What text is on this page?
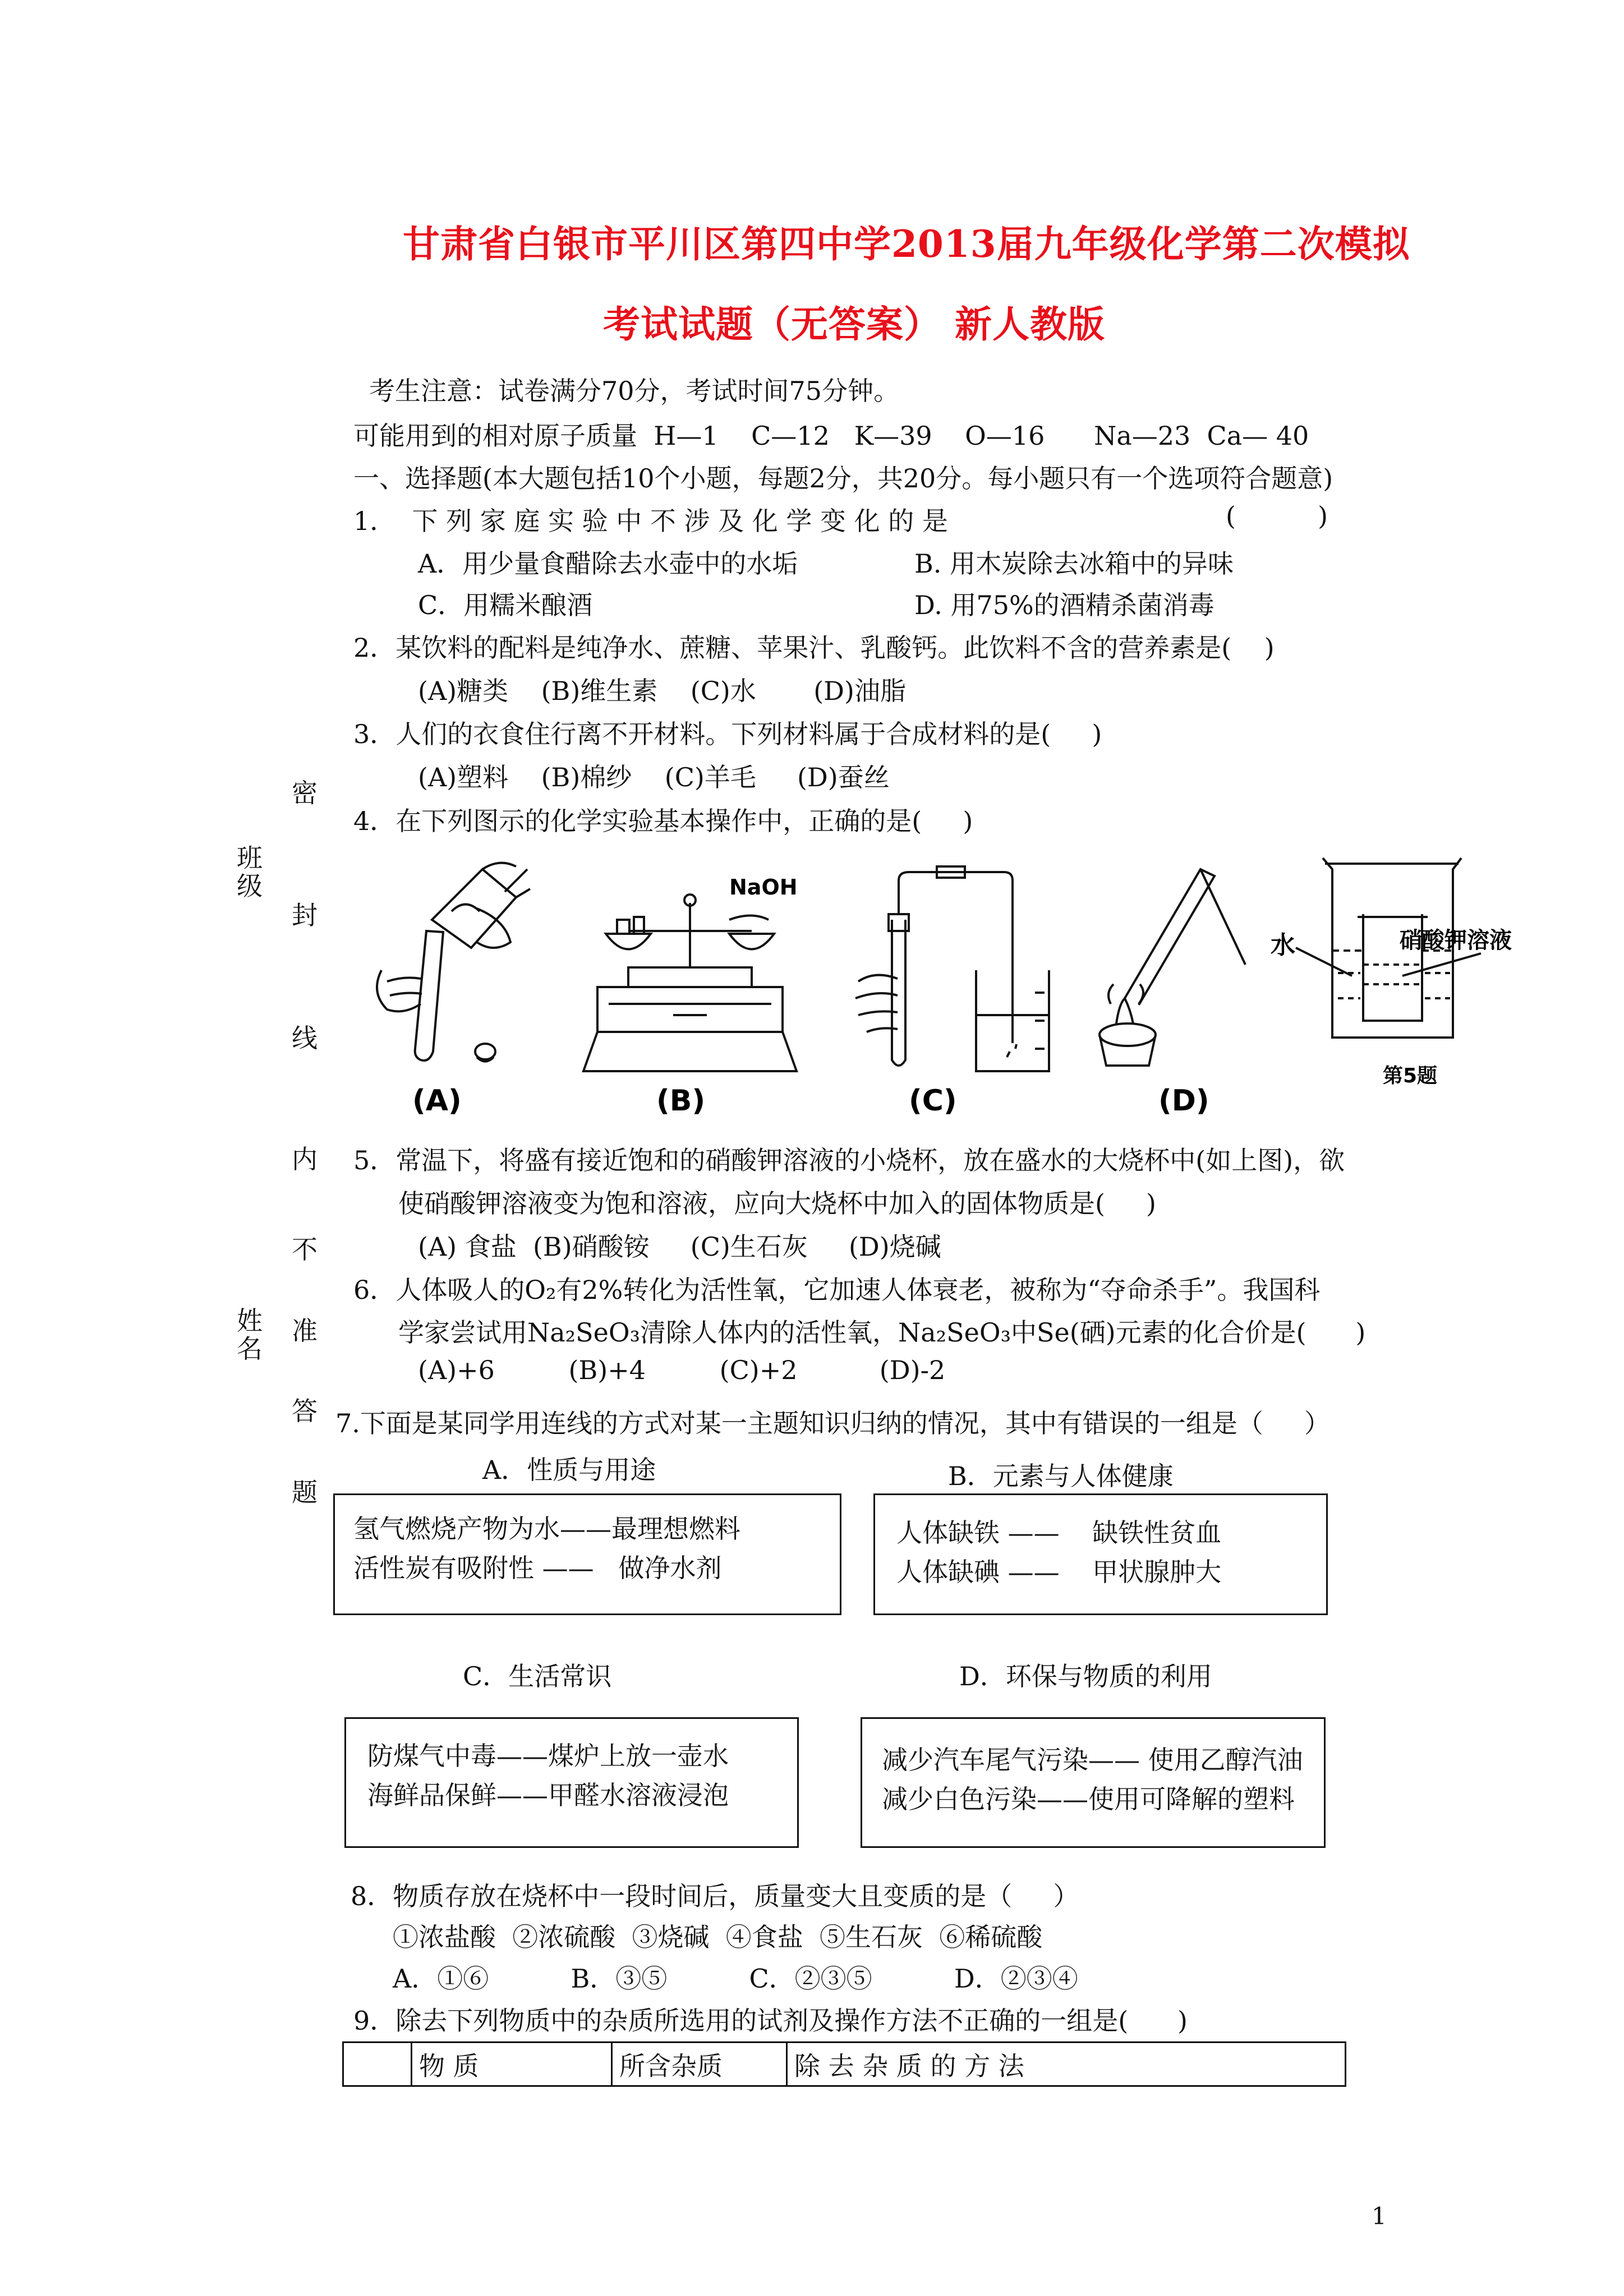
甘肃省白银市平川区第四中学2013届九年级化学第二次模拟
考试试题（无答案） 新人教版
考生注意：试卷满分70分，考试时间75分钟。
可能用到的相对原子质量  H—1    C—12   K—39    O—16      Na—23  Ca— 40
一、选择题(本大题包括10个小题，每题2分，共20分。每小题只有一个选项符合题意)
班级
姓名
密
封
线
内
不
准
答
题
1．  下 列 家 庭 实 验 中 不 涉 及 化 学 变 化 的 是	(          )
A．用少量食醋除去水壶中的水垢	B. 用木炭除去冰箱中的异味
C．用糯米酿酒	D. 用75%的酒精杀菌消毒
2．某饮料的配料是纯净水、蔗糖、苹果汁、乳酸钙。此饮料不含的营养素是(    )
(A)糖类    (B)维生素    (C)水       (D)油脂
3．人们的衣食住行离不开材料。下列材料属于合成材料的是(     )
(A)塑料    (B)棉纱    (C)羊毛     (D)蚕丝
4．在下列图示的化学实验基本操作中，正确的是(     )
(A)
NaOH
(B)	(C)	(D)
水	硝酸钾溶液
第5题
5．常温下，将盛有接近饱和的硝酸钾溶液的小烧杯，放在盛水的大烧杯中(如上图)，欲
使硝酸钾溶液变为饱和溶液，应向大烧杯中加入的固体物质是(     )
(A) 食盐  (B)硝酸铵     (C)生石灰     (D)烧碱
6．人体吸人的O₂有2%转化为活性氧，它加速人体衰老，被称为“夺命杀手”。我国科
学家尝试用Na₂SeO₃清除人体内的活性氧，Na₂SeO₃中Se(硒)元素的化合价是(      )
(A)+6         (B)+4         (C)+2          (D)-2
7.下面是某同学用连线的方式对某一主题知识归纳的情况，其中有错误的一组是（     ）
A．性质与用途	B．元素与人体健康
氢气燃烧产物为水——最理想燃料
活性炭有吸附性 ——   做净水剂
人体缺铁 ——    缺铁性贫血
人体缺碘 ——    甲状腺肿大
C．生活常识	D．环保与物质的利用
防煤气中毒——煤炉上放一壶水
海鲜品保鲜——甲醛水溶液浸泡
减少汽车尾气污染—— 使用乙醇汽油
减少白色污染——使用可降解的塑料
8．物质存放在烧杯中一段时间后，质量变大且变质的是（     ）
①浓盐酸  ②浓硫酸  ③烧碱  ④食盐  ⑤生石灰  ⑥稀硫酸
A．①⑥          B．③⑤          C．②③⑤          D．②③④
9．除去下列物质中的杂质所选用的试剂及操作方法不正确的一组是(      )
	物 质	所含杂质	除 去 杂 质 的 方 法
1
+ + + +
# Instructions to follow
Write out each line again precisely as it appears, skipping every picture.

# Exercise output
What text is on this page?
甘肃省白银市平川区第四中学2013届九年级化学第二次模拟
考试试题（无答案） 新人教版
考生注意：试卷满分70分，考试时间75分钟。
可能用到的相对原子质量  H—1    C—12   K—39    O—16      Na—23  Ca— 40
一、选择题(本大题包括10个小题，每题2分，共20分。每小题只有一个选项符合题意)
班级
姓名
密
封
线
内
不
准
答
题
1．  下 列 家 庭 实 验 中 不 涉 及 化 学 变 化 的 是	(          )
A．用少量食醋除去水壶中的水垢	B. 用木炭除去冰箱中的异味
C．用糯米酿酒	D. 用75%的酒精杀菌消毒
2．某饮料的配料是纯净水、蔗糖、苹果汁、乳酸钙。此饮料不含的营养素是(    )
(A)糖类    (B)维生素    (C)水       (D)油脂
3．人们的衣食住行离不开材料。下列材料属于合成材料的是(     )
(A)塑料    (B)棉纱    (C)羊毛     (D)蚕丝
4．在下列图示的化学实验基本操作中，正确的是(     )
(A)
NaOH
(B)	(C)	(D)
水	硝酸钾溶液
第5题
5．常温下，将盛有接近饱和的硝酸钾溶液的小烧杯，放在盛水的大烧杯中(如上图)，欲
使硝酸钾溶液变为饱和溶液，应向大烧杯中加入的固体物质是(     )
(A) 食盐  (B)硝酸铵     (C)生石灰     (D)烧碱
6．人体吸人的O₂有2%转化为活性氧，它加速人体衰老，被称为“夺命杀手”。我国科
学家尝试用Na₂SeO₃清除人体内的活性氧，Na₂SeO₃中Se(硒)元素的化合价是(      )
(A)+6         (B)+4         (C)+2          (D)-2
7.下面是某同学用连线的方式对某一主题知识归纳的情况，其中有错误的一组是（     ）
A．性质与用途	B．元素与人体健康
氢气燃烧产物为水——最理想燃料
活性炭有吸附性 ——   做净水剂
人体缺铁 ——    缺铁性贫血
人体缺碘 ——    甲状腺肿大
C．生活常识	D．环保与物质的利用
防煤气中毒——煤炉上放一壶水
海鲜品保鲜——甲醛水溶液浸泡
减少汽车尾气污染—— 使用乙醇汽油
减少白色污染——使用可降解的塑料
8．物质存放在烧杯中一段时间后，质量变大且变质的是（     ）
①浓盐酸  ②浓硫酸  ③烧碱  ④食盐  ⑤生石灰  ⑥稀硫酸
A．①⑥          B．③⑤          C．②③⑤          D．②③④
9．除去下列物质中的杂质所选用的试剂及操作方法不正确的一组是(      )
	物 质	所含杂质	除 去 杂 质 的 方 法
1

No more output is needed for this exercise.